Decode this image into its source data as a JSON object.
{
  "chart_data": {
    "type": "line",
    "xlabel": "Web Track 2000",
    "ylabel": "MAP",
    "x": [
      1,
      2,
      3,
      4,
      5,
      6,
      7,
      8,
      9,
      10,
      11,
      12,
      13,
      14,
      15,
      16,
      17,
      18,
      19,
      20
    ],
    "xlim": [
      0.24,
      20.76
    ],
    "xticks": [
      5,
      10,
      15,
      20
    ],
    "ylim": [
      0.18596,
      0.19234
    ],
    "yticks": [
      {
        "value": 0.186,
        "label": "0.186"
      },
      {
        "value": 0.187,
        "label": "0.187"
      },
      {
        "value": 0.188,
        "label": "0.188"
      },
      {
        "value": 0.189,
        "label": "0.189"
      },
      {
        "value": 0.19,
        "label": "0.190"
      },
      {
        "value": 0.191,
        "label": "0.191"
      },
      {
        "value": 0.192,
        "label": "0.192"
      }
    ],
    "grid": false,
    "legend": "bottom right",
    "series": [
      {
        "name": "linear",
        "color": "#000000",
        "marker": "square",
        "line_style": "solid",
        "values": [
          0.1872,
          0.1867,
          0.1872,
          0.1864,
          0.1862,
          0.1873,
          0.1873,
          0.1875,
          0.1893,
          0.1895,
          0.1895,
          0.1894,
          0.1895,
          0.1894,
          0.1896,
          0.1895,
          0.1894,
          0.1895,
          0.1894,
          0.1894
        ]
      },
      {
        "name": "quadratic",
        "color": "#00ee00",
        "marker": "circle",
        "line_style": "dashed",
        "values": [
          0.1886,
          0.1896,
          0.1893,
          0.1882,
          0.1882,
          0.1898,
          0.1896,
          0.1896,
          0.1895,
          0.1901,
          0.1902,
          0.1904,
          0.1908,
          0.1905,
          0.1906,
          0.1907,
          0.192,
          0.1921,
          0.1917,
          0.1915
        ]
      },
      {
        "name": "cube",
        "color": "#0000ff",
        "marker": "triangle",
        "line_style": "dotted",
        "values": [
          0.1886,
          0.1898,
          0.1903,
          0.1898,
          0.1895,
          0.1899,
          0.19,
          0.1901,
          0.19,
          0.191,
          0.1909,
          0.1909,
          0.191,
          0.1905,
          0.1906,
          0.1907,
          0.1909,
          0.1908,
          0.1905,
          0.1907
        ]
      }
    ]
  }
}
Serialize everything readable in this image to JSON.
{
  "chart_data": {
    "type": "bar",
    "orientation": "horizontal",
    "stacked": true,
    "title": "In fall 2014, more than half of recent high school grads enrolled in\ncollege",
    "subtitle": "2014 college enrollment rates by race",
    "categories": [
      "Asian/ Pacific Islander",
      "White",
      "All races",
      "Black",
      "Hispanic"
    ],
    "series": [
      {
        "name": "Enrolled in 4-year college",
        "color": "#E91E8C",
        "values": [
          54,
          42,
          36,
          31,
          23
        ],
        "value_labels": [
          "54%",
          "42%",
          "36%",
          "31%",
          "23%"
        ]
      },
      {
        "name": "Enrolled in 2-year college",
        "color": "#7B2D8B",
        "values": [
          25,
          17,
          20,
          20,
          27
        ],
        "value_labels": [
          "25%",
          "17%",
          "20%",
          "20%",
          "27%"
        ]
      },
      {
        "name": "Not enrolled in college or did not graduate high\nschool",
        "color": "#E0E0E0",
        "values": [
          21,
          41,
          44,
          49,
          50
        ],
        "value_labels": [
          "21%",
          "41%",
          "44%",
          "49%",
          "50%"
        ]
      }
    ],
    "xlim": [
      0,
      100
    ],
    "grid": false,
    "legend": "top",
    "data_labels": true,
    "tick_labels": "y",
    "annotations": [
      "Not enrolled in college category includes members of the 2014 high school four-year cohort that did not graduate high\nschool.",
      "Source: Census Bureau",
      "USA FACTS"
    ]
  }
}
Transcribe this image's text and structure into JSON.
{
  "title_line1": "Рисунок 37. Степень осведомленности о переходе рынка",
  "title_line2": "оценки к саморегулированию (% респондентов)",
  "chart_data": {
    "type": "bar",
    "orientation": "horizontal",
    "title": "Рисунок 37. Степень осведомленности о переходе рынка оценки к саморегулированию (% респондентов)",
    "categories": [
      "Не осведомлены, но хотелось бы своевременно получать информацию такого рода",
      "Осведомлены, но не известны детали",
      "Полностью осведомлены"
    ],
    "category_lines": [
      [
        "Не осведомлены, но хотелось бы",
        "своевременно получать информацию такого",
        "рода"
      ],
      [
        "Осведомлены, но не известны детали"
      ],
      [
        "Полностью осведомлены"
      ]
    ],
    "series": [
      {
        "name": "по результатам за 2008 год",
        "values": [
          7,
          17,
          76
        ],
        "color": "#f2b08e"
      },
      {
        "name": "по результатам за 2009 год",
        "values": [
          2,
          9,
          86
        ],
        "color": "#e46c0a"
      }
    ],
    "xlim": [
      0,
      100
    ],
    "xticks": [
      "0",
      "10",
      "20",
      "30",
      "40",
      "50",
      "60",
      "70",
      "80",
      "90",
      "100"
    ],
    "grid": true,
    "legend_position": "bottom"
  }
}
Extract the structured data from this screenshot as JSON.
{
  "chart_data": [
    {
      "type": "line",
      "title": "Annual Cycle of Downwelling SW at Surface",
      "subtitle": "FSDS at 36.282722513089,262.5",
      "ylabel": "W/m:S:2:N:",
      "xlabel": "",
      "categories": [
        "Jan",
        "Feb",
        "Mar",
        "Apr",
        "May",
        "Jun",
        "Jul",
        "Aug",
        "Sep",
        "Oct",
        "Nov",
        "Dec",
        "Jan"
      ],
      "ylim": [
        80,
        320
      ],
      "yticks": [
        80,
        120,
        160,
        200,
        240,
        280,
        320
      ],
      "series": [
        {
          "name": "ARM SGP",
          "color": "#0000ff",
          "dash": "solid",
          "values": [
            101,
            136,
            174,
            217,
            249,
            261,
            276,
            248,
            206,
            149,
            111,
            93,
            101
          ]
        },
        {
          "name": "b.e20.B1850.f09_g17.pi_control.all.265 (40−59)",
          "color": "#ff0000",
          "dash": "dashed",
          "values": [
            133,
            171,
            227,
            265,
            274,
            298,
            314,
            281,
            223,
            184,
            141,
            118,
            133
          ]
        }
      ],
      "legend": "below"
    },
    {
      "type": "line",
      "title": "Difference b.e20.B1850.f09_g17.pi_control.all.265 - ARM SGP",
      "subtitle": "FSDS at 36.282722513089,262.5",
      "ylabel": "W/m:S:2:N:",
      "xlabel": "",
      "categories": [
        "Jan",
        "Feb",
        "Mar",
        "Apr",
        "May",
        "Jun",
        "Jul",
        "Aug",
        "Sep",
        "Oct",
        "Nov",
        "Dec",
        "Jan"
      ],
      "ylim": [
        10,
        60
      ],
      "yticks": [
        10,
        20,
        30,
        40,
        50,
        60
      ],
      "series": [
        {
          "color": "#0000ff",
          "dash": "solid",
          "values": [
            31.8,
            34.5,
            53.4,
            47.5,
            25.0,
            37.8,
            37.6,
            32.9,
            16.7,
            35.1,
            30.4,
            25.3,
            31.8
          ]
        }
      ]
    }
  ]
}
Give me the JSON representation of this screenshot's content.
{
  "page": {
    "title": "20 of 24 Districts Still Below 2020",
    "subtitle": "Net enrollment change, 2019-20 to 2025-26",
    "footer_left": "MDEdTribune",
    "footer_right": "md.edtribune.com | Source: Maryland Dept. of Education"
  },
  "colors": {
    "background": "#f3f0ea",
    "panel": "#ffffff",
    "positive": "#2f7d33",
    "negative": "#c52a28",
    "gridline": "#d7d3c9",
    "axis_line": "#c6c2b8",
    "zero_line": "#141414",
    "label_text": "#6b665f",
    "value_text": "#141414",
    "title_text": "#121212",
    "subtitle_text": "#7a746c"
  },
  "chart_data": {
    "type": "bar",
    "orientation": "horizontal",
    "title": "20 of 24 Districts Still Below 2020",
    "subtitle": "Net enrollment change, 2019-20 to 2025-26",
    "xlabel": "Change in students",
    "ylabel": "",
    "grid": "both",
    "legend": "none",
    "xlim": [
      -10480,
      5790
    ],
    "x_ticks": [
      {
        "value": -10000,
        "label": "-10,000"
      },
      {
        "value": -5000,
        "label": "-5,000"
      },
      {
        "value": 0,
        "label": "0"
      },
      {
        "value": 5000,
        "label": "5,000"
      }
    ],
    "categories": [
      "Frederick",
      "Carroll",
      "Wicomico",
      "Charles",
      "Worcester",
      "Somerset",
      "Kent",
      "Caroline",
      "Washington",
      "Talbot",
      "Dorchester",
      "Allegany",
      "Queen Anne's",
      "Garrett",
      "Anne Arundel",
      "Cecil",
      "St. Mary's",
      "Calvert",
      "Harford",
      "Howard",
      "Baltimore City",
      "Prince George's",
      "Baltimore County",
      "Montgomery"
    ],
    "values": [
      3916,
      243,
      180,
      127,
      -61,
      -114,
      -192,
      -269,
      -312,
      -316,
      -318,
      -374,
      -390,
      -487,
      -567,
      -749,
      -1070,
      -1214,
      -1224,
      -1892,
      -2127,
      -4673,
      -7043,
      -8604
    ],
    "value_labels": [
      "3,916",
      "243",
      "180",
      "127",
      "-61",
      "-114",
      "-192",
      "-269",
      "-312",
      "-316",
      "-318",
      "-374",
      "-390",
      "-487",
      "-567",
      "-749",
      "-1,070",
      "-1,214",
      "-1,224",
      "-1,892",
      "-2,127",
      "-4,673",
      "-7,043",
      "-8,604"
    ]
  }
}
________________
### WHAT IS ASKED:
Report only how many lines in the listing contain the string "nschool".

### EXERCISE RESPONSE:
2